[Rows from a figure dataset]
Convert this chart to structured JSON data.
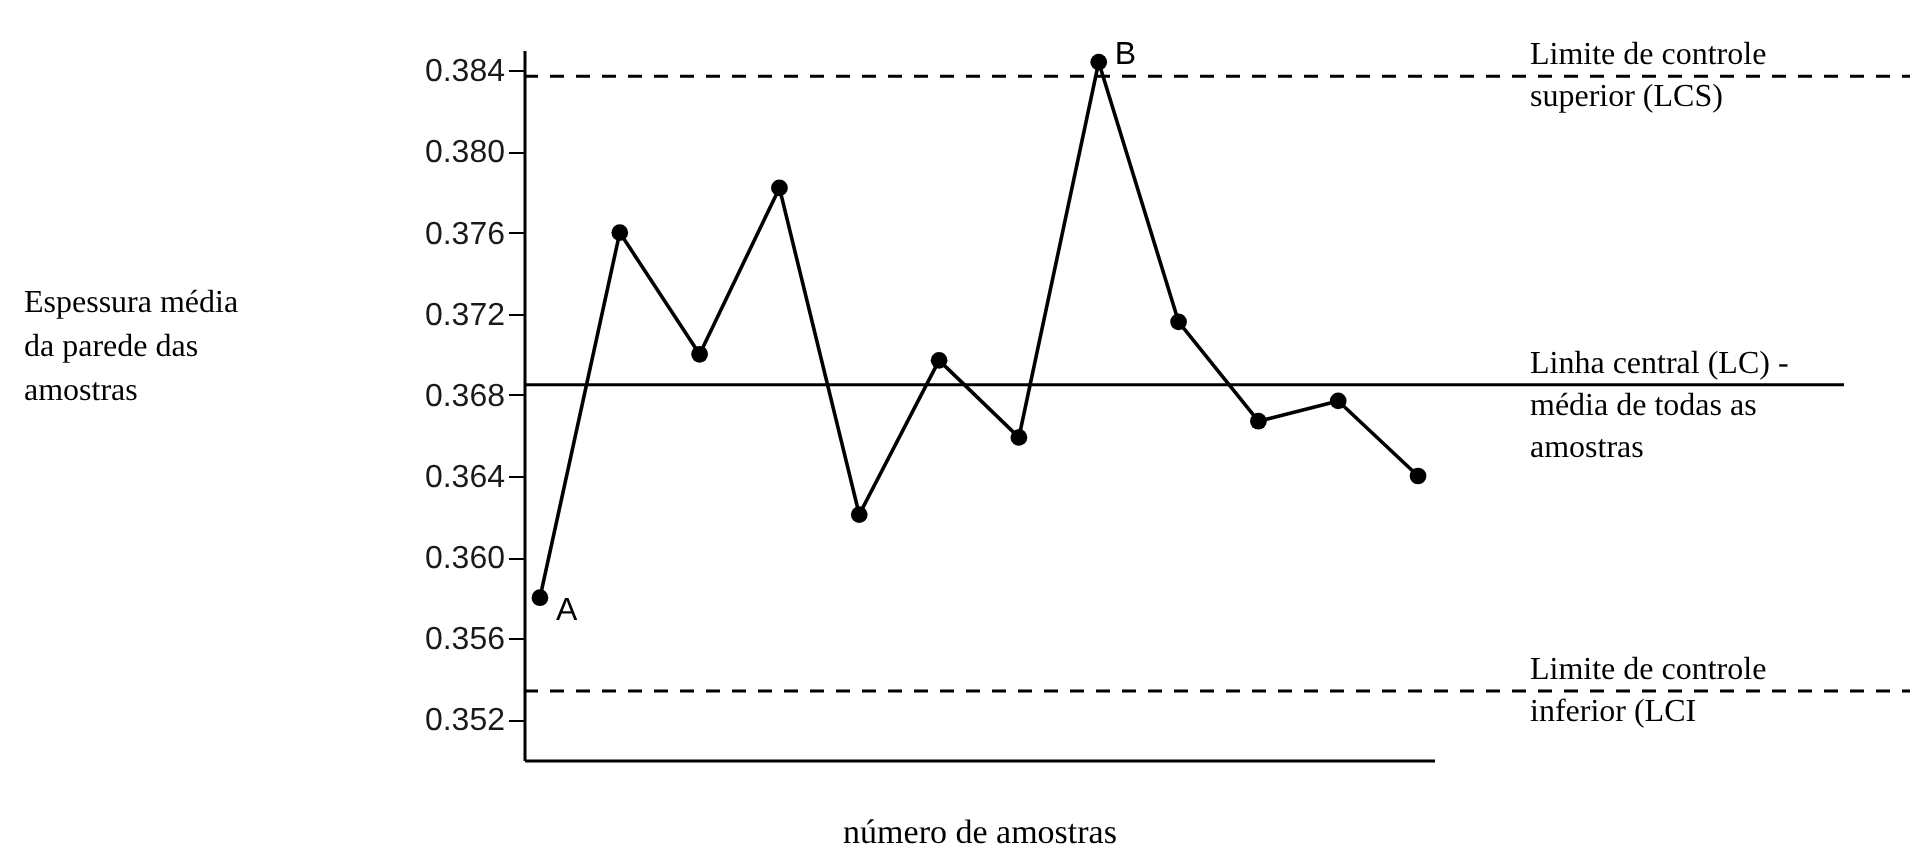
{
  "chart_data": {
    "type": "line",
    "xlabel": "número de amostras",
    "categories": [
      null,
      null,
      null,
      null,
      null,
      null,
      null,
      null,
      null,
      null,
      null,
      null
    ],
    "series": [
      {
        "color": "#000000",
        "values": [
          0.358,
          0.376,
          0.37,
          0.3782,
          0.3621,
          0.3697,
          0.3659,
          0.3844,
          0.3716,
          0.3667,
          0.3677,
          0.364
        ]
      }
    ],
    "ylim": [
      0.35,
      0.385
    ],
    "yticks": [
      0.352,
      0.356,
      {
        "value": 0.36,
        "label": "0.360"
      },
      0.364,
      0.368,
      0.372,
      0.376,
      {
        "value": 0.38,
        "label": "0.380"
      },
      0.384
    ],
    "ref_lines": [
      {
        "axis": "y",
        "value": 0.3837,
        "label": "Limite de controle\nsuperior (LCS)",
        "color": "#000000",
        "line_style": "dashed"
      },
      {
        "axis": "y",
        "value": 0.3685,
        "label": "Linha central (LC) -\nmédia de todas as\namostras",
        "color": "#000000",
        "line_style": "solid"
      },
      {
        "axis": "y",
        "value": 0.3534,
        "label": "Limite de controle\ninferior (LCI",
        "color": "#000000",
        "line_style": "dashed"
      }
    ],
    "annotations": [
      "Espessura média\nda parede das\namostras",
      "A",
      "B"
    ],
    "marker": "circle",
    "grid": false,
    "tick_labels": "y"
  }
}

▸ **Task details**: Where a line of the material above holds the string "controle", copy that line.

▸ **Task answer**:
        "label": "Limite de controle\nsuperior (LCS)",
        "label": "Limite de controle\ninferior (LCI",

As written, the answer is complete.